Exercise brief:
Whenever a line contains the string "büyük", copy it out of the entries.

Materials provided:
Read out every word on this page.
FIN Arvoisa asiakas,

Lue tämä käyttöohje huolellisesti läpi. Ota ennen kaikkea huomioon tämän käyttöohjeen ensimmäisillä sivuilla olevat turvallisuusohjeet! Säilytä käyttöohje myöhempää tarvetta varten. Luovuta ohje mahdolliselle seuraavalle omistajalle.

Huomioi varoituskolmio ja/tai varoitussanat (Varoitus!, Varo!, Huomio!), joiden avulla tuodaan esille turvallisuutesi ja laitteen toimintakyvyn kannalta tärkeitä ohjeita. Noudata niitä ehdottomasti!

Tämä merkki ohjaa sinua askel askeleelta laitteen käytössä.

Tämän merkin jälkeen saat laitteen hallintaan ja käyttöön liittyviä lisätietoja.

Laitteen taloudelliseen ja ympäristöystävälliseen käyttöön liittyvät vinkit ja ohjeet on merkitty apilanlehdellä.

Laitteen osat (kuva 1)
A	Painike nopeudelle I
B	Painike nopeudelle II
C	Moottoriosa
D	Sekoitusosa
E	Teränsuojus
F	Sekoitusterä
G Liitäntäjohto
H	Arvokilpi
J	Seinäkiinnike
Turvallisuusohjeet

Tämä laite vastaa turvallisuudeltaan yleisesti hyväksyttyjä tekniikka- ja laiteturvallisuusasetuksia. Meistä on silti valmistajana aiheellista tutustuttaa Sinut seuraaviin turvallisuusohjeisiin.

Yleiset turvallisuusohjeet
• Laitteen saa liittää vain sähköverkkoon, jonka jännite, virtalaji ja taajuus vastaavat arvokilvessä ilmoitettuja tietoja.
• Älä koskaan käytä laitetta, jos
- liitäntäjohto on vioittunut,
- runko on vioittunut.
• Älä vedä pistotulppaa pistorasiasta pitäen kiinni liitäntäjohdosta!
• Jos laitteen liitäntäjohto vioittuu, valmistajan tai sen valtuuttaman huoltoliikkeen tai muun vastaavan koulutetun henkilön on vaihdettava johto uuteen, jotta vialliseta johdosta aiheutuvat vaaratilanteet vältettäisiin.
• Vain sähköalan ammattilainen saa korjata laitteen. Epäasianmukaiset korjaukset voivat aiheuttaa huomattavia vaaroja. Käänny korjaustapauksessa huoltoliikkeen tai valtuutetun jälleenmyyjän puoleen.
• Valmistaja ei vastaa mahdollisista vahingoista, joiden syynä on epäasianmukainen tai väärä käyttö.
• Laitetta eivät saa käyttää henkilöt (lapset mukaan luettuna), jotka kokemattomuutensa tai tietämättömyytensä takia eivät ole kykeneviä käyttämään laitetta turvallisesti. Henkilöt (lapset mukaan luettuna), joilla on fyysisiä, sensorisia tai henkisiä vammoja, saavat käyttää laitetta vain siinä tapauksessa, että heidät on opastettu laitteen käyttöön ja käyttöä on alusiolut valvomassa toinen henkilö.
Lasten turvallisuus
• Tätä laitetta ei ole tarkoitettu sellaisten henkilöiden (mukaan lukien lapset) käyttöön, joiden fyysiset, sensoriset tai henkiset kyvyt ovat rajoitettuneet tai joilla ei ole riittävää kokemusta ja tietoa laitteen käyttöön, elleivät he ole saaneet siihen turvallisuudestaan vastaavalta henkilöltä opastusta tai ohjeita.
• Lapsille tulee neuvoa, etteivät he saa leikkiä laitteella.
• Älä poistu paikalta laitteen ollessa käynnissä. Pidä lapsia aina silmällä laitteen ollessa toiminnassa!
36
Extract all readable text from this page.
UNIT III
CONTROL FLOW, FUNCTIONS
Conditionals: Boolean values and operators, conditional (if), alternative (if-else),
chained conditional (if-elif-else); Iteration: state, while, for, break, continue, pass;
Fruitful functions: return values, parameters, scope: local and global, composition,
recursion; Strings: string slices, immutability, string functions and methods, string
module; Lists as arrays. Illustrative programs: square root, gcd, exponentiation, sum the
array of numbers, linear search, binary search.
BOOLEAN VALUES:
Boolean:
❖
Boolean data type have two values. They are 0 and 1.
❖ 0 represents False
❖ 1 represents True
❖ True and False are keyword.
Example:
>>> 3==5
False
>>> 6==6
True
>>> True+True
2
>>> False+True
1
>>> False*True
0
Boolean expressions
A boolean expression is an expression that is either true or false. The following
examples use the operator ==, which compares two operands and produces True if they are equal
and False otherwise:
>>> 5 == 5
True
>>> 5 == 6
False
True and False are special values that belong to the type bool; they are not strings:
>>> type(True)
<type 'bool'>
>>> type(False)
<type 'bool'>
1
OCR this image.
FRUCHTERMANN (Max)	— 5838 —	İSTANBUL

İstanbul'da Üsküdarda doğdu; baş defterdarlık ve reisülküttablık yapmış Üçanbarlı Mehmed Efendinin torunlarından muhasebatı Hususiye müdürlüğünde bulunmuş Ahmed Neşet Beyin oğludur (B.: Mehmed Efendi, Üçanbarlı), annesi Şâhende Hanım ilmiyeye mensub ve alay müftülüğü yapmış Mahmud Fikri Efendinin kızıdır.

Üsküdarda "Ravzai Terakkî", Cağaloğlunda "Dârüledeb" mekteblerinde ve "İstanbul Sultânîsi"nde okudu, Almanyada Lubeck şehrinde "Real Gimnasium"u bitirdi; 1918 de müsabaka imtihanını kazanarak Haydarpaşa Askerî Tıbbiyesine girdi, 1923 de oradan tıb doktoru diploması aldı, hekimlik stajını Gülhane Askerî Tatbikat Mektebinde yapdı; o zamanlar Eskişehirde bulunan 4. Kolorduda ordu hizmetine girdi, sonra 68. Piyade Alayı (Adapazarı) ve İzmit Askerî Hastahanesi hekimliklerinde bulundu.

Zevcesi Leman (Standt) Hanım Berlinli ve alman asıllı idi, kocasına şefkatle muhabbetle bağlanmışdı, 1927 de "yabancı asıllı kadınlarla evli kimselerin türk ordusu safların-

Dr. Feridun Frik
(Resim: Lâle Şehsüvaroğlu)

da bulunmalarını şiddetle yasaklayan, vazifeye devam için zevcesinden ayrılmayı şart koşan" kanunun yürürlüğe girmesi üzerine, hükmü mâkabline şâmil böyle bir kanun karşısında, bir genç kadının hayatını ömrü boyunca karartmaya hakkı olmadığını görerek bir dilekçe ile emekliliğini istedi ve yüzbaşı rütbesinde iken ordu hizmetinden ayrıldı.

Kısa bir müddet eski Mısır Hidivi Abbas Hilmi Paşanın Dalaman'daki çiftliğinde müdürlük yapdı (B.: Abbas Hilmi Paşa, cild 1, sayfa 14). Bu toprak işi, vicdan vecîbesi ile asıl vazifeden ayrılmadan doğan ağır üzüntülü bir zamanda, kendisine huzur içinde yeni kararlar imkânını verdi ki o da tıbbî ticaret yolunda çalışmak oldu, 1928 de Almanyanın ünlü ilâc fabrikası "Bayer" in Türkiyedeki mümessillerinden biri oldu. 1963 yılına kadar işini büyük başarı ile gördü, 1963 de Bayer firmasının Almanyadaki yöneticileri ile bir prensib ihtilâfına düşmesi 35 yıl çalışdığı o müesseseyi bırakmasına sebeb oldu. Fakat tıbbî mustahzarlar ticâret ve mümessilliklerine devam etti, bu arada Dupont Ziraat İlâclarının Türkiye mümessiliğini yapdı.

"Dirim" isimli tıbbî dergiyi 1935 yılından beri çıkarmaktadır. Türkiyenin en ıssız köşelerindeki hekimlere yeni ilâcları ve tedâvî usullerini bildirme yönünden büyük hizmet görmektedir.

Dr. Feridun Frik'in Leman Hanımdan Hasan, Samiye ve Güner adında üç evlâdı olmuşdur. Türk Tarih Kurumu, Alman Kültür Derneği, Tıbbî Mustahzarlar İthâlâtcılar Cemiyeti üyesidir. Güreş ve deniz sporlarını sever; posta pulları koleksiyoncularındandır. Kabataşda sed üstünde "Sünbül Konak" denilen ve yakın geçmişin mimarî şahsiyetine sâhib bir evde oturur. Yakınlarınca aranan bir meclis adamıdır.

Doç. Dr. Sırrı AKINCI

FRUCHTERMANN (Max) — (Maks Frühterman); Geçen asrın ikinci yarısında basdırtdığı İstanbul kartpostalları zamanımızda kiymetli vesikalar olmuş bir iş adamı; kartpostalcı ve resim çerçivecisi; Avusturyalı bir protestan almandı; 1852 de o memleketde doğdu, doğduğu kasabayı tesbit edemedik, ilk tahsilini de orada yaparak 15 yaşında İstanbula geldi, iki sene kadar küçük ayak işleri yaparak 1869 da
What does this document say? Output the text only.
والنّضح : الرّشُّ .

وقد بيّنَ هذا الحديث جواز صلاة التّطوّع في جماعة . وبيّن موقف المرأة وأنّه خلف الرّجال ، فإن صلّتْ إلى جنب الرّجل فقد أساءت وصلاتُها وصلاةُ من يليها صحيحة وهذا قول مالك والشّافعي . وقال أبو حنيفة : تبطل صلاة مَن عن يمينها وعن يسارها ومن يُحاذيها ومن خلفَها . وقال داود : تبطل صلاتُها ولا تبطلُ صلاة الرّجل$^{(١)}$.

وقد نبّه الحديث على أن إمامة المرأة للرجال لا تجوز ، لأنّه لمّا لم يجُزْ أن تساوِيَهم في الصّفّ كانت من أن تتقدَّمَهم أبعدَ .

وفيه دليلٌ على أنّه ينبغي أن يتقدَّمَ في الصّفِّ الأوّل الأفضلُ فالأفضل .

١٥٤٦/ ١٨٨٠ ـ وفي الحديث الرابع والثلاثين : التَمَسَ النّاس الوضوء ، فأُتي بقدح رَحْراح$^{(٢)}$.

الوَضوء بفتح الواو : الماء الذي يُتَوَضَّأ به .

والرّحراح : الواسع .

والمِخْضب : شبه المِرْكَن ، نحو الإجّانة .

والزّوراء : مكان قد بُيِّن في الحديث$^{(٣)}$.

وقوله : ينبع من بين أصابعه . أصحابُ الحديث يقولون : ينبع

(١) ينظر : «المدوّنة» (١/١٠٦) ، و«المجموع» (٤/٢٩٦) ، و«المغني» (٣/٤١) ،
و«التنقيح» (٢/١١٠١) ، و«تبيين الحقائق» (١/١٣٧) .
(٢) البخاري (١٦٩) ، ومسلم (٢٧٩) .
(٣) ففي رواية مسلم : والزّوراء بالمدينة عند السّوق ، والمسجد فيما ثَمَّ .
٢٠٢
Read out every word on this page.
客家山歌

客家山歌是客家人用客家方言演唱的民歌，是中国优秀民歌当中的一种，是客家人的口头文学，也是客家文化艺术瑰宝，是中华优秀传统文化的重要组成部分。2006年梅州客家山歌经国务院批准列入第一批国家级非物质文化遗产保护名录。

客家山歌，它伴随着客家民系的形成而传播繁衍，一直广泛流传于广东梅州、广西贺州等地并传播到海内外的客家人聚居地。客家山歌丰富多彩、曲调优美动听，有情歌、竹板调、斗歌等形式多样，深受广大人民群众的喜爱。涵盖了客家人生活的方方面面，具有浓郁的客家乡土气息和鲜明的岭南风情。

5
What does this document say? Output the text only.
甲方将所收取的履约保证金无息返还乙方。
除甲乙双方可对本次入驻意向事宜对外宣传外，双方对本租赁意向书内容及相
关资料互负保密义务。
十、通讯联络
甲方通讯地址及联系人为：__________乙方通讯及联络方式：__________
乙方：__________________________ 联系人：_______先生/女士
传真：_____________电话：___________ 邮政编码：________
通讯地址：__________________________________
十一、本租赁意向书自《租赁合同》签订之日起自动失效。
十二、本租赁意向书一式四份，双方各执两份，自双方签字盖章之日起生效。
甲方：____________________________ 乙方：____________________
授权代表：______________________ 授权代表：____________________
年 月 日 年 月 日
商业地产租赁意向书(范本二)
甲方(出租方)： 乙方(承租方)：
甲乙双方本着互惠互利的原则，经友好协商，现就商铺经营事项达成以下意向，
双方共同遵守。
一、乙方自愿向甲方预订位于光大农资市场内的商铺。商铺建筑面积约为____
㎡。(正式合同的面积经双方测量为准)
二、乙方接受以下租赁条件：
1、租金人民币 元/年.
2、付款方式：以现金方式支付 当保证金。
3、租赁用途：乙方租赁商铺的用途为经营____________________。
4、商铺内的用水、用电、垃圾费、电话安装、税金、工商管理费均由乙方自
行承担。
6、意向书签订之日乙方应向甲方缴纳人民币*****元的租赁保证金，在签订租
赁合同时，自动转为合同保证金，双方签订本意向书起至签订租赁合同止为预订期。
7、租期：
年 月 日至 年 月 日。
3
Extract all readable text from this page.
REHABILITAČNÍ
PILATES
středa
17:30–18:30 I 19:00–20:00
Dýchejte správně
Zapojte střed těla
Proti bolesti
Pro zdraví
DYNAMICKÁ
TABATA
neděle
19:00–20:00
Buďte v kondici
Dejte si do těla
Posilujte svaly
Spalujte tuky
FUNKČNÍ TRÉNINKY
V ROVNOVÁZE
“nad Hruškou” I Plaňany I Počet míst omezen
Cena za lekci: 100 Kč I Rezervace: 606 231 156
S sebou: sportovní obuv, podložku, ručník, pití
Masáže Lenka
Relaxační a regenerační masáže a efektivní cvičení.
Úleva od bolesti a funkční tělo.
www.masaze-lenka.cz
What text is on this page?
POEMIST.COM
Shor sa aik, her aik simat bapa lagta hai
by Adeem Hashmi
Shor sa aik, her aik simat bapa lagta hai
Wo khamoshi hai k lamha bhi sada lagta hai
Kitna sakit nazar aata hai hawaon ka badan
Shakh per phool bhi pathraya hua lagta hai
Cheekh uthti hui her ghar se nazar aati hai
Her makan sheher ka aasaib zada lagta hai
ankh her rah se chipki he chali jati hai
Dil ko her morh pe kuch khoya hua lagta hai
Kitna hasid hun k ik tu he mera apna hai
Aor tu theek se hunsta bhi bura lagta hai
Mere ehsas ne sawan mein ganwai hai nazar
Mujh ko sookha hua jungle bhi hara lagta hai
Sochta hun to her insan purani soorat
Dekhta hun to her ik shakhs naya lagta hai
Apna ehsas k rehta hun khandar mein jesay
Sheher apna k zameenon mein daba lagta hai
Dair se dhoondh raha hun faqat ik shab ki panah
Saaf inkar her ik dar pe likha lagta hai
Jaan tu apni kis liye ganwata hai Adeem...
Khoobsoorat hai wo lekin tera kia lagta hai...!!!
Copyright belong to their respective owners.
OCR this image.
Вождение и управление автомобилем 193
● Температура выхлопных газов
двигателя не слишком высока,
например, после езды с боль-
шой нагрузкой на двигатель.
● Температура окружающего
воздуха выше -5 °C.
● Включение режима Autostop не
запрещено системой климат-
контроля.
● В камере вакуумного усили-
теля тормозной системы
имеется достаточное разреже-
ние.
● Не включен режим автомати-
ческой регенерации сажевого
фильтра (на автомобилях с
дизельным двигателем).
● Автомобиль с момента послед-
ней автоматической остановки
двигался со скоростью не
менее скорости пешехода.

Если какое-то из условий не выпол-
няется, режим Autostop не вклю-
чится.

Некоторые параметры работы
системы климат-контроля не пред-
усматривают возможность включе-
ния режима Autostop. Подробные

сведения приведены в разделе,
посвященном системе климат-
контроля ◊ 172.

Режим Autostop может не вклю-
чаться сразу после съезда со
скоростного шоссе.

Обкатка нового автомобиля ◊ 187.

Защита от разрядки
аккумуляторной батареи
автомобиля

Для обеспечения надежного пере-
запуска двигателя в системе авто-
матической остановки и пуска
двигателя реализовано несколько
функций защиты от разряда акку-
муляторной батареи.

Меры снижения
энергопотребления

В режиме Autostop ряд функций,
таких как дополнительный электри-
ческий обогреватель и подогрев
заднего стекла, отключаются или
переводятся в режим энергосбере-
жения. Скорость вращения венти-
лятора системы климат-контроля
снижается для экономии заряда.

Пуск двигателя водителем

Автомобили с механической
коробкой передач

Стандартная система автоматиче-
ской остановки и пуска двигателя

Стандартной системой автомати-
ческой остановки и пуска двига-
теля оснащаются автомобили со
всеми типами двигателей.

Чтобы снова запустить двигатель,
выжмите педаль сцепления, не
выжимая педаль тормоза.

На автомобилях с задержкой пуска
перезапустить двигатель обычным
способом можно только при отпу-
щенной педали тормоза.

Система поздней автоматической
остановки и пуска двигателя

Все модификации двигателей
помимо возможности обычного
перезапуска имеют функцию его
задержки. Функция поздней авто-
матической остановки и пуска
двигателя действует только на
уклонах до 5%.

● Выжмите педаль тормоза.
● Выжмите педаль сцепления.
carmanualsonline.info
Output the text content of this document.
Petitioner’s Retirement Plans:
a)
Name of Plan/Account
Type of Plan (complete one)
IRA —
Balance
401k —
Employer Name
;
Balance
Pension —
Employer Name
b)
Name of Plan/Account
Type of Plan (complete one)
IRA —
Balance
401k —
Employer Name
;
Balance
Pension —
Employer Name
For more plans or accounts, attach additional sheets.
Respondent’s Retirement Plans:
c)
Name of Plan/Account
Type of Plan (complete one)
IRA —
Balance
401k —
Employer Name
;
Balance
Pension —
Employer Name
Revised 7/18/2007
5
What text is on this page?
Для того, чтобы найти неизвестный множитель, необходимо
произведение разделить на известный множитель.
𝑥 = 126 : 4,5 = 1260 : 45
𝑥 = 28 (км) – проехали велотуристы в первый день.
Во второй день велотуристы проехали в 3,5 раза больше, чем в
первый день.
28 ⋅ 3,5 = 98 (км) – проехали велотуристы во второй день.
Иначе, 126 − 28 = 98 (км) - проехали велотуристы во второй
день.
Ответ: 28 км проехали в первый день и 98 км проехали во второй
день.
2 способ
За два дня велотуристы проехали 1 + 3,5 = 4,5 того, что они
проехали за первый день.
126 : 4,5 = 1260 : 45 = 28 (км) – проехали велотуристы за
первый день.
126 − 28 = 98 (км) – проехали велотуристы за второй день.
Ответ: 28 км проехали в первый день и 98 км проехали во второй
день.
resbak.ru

Reply to the task:
Kısa bir müddet eski Mısır Hidivi Abbas Hilmi Paşanın Dalaman'daki çiftliğinde müdürlük yapdı (B.: Abbas Hilmi Paşa, cild 1, sayfa 14). Bu toprak işi, vicdan vecîbesi ile asıl vazifeden ayrılmadan doğan ağır üzüntülü bir zamanda, kendisine huzur içinde yeni kararlar imkânını verdi ki o da tıbbî ticaret yolunda çalışmak oldu, 1928 de Almanyanın ünlü ilâc fabrikası "Bayer" in Türkiyedeki mümessillerinden biri oldu. 1963 yılına kadar işini büyük başarı ile gördü, 1963 de Bayer firmasının Almanyadaki yöneticileri ile bir prensib ihtilâfına düşmesi 35 yıl çalışdığı o müesseseyi bırakmasına sebeb oldu. Fakat tıbbî mustahzarlar ticâret ve mümessilliklerine devam etti, bu arada Dupont Ziraat İlâclarının Türkiye mümessiliğini yapdı.
"Dirim" isimli tıbbî dergiyi 1935 yılından beri çıkarmaktadır. Türkiyenin en ıssız köşelerindeki hekimlere yeni ilâcları ve tedâvî usullerini bildirme yönünden büyük hizmet görmektedir.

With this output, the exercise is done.